Data entries
— begin —

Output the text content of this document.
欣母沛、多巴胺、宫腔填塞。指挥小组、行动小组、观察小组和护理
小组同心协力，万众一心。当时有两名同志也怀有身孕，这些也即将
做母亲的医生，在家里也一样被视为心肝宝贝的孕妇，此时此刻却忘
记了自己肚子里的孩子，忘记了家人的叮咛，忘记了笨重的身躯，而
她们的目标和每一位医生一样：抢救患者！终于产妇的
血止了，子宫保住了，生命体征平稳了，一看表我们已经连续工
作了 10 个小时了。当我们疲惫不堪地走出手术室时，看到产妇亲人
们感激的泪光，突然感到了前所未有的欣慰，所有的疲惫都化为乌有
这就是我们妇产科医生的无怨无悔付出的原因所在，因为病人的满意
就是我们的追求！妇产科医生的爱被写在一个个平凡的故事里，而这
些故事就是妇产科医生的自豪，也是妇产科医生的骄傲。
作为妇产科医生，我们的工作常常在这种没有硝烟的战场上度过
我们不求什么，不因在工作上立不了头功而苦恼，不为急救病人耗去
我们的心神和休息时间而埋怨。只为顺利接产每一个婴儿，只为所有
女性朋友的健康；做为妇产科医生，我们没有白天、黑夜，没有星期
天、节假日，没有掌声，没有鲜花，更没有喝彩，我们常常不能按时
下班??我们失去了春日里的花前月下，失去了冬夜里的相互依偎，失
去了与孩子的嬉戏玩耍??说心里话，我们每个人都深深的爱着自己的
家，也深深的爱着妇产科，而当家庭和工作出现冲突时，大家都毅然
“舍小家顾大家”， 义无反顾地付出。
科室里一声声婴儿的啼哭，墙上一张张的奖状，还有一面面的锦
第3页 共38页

— end —
— begin —

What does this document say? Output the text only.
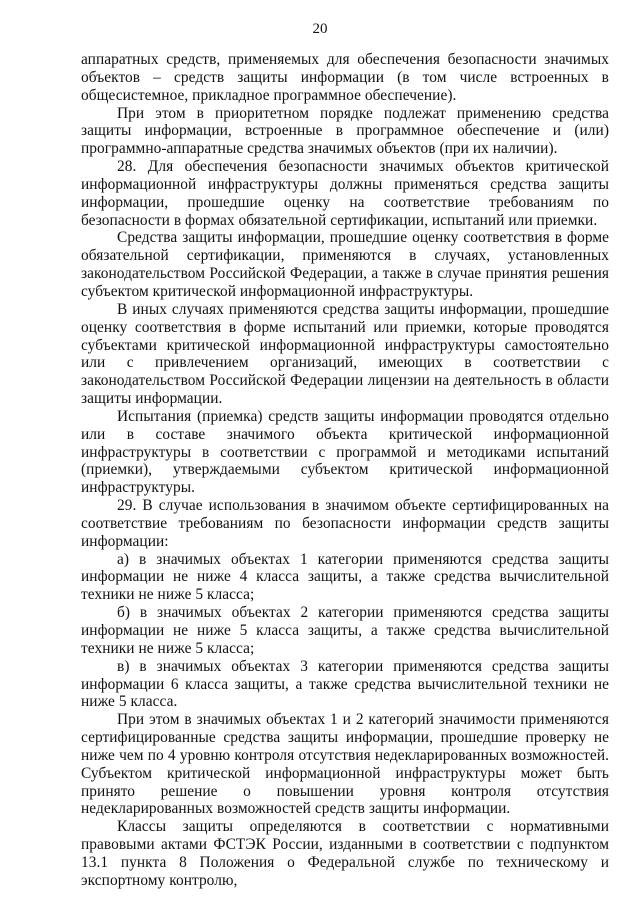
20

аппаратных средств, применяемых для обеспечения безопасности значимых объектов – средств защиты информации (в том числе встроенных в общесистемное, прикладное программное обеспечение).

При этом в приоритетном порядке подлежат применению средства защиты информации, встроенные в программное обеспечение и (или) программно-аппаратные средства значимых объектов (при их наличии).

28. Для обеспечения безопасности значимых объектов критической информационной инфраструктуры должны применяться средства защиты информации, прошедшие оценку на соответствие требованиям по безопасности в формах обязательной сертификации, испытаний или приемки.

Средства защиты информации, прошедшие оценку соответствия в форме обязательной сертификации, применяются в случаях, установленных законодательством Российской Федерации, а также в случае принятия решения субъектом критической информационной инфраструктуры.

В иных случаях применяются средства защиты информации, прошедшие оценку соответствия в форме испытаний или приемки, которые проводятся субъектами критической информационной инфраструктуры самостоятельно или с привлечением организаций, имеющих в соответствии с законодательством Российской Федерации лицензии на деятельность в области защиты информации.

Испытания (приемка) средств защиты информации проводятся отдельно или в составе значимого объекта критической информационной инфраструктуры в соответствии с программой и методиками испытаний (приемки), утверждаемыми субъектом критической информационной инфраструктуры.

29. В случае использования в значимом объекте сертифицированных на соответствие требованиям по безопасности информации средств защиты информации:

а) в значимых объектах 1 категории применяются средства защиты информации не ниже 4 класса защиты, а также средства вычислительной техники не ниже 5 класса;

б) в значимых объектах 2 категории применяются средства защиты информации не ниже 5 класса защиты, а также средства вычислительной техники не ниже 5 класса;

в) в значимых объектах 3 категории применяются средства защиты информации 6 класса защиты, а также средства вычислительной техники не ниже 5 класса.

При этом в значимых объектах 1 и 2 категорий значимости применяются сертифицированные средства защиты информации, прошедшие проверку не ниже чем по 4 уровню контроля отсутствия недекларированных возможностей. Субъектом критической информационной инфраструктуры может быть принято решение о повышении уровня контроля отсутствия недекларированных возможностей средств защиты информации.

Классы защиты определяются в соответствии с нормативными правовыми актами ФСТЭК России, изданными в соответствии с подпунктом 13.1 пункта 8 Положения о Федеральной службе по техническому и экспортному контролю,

— end —
— begin —

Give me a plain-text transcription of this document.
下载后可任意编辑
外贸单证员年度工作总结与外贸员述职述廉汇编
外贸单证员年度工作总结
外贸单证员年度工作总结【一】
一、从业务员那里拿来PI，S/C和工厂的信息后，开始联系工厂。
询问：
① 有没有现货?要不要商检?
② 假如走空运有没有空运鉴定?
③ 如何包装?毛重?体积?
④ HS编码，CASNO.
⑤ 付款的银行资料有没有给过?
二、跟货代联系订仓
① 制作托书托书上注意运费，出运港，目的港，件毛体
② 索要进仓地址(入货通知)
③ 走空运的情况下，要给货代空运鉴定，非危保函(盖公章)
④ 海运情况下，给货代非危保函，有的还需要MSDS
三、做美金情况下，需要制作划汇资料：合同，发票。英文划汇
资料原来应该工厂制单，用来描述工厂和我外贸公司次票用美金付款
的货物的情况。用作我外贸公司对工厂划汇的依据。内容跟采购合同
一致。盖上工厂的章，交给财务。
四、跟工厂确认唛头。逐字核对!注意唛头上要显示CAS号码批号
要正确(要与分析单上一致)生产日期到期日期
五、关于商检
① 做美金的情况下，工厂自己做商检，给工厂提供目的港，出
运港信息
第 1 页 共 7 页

— end —

• Problem requirements
Identify the lines above that contain the word "требованиям", then copy them.

• Solved exercise
28. Для обеспечения безопасности значимых объектов критической информационной инфраструктуры должны применяться средства защиты информации, прошедшие оценку на соответствие требованиям по безопасности в формах обязательной сертификации, испытаний или приемки.
29. В случае использования в значимом объекте сертифицированных на соответствие требованиям по безопасности информации средств защиты информации:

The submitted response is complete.